— Begin —
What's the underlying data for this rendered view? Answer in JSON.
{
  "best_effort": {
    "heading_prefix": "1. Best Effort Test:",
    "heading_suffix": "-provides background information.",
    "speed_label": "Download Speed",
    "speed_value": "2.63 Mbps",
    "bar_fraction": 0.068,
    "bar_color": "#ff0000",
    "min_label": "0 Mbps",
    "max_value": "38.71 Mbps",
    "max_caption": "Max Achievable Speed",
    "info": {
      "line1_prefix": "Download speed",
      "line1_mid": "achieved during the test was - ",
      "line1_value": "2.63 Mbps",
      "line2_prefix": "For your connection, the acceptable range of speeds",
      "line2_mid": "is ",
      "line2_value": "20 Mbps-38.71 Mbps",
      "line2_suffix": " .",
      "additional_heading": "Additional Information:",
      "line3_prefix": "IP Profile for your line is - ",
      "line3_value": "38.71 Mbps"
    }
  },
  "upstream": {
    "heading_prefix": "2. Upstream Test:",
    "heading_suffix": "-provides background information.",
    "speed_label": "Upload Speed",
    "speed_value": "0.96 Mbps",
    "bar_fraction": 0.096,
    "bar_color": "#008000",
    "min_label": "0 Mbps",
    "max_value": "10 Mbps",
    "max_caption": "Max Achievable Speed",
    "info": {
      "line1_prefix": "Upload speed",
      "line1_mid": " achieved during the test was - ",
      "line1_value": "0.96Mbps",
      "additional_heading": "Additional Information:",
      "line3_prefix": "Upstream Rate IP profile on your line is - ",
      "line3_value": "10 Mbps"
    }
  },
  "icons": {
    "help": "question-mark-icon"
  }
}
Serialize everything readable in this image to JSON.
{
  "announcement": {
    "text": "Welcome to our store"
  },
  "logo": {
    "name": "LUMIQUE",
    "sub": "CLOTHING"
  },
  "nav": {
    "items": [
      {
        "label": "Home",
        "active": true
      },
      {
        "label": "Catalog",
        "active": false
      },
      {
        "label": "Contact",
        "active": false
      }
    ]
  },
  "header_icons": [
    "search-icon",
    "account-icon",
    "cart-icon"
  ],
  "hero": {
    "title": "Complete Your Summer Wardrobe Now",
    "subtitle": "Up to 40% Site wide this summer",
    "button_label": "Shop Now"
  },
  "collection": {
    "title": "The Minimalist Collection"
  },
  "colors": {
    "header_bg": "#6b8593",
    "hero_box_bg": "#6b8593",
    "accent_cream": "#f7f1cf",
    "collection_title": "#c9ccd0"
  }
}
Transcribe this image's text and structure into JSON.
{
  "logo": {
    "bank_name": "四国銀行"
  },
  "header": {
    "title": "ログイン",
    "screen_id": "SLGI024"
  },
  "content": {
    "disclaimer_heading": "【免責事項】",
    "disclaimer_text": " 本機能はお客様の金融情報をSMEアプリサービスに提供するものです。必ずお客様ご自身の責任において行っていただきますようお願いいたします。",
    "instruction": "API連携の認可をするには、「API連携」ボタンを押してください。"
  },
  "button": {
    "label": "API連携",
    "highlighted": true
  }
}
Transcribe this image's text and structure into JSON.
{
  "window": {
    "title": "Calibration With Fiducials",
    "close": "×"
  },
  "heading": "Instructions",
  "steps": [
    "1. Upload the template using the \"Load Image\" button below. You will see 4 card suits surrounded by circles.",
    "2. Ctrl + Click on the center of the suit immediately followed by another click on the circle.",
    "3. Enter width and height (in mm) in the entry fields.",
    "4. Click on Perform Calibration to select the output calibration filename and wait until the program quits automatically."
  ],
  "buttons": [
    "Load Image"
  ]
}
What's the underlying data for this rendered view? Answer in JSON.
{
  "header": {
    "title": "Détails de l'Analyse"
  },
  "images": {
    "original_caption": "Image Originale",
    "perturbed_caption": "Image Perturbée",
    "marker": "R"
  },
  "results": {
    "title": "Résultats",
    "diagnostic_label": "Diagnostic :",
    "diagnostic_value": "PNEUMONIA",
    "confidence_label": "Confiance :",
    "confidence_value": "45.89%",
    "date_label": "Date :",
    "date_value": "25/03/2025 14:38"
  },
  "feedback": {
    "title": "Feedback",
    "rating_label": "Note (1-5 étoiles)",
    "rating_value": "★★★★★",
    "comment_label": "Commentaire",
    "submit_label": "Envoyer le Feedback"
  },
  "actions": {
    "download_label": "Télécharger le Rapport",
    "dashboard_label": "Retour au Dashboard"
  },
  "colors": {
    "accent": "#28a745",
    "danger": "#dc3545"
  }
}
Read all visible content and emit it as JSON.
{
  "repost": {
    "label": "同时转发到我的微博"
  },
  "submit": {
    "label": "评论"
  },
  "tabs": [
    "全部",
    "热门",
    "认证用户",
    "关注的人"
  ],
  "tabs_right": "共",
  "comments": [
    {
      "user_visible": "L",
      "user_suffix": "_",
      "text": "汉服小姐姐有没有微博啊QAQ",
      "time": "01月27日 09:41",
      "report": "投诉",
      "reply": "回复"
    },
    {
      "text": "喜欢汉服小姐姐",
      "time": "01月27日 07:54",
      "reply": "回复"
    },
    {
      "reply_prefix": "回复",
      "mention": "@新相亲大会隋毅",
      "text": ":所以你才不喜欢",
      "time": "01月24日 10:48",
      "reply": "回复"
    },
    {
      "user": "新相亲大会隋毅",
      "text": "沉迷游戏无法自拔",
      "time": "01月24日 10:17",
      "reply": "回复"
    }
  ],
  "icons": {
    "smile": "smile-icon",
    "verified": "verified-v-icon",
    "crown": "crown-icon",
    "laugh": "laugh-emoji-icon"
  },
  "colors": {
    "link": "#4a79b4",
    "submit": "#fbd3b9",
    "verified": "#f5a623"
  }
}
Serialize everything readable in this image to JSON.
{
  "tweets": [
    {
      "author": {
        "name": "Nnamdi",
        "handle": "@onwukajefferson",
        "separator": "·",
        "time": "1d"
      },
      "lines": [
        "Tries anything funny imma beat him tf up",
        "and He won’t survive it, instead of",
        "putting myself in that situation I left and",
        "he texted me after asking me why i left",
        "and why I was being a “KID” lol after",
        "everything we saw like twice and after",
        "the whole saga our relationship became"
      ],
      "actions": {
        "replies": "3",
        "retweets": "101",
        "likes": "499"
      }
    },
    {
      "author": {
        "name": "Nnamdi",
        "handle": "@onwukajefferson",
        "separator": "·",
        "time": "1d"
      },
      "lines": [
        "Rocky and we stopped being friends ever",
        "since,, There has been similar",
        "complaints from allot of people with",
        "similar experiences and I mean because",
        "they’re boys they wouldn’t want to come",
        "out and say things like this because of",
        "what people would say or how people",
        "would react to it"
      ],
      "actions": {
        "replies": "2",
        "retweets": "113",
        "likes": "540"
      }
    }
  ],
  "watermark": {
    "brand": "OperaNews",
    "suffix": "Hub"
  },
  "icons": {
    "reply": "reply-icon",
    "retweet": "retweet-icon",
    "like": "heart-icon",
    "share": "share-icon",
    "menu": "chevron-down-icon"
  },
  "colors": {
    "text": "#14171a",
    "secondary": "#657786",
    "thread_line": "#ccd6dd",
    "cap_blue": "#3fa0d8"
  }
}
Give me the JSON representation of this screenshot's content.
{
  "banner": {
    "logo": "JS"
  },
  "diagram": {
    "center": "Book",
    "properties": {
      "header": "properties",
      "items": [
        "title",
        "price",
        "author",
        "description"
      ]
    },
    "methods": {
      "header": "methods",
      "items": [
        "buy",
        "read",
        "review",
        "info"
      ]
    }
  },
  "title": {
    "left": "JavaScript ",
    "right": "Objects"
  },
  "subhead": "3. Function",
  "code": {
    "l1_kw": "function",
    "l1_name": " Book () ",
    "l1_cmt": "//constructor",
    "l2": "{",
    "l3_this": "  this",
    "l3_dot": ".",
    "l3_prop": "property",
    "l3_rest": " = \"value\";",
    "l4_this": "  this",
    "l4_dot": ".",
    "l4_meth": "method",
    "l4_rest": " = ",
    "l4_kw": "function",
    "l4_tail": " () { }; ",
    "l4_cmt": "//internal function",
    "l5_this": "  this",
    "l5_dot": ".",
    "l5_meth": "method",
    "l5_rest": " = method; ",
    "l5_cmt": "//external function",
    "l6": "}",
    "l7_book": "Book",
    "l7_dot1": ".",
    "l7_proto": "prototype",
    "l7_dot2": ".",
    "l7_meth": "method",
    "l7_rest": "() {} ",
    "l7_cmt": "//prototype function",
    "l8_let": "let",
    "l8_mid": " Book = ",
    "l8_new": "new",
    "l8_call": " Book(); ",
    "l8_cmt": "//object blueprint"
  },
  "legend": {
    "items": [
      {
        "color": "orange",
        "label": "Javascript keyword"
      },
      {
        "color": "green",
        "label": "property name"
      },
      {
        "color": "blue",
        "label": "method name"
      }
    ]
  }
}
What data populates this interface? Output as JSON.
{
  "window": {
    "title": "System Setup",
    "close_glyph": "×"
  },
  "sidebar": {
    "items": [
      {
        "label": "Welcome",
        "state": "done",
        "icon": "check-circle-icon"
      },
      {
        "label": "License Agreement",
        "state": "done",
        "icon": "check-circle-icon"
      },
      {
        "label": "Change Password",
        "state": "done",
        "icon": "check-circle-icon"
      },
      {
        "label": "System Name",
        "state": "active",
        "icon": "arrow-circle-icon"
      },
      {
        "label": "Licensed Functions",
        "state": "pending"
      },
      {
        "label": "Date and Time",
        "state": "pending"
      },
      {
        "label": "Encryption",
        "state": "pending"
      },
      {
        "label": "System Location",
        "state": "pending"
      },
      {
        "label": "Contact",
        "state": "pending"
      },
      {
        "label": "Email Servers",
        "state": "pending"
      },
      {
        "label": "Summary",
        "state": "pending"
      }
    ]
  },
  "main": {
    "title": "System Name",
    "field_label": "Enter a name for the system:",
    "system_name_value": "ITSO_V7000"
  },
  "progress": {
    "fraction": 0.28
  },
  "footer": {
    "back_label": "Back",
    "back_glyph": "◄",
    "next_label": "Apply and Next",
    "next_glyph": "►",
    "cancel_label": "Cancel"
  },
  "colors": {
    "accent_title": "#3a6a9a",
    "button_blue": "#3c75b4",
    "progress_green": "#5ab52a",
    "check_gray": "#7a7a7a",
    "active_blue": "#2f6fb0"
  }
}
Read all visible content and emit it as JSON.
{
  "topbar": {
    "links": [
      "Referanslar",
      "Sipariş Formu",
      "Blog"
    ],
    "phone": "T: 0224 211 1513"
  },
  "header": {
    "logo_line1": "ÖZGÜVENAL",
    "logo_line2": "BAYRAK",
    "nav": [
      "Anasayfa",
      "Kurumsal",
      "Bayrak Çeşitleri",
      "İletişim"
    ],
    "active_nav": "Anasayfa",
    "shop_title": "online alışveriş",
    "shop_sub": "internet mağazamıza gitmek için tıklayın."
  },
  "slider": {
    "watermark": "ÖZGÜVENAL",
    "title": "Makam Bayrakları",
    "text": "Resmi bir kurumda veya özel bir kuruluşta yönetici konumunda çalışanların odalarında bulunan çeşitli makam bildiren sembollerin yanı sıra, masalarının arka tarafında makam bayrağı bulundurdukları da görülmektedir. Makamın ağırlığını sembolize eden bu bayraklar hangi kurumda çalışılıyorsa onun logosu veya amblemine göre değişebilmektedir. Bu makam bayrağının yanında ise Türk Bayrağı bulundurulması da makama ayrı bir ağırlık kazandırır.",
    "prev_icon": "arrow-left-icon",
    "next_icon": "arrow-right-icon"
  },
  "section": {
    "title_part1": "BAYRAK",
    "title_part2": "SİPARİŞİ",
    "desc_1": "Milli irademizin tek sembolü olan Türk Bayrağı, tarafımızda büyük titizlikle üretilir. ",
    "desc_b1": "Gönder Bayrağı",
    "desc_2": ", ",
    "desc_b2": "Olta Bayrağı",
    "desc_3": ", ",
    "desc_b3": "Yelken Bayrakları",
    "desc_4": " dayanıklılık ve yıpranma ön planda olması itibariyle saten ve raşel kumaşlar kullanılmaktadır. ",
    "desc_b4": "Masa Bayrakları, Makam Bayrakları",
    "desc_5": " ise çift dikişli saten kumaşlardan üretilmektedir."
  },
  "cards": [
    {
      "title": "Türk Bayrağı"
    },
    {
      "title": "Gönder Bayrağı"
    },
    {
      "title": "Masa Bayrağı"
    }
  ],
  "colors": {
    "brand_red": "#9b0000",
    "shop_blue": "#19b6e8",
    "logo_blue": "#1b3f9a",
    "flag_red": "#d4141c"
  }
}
— End —
### Stated task
In the entries above, find each line with the word "similar" and show it.

### Correct response
        "since,, There has been similar",
        "similar experiences and I mean because",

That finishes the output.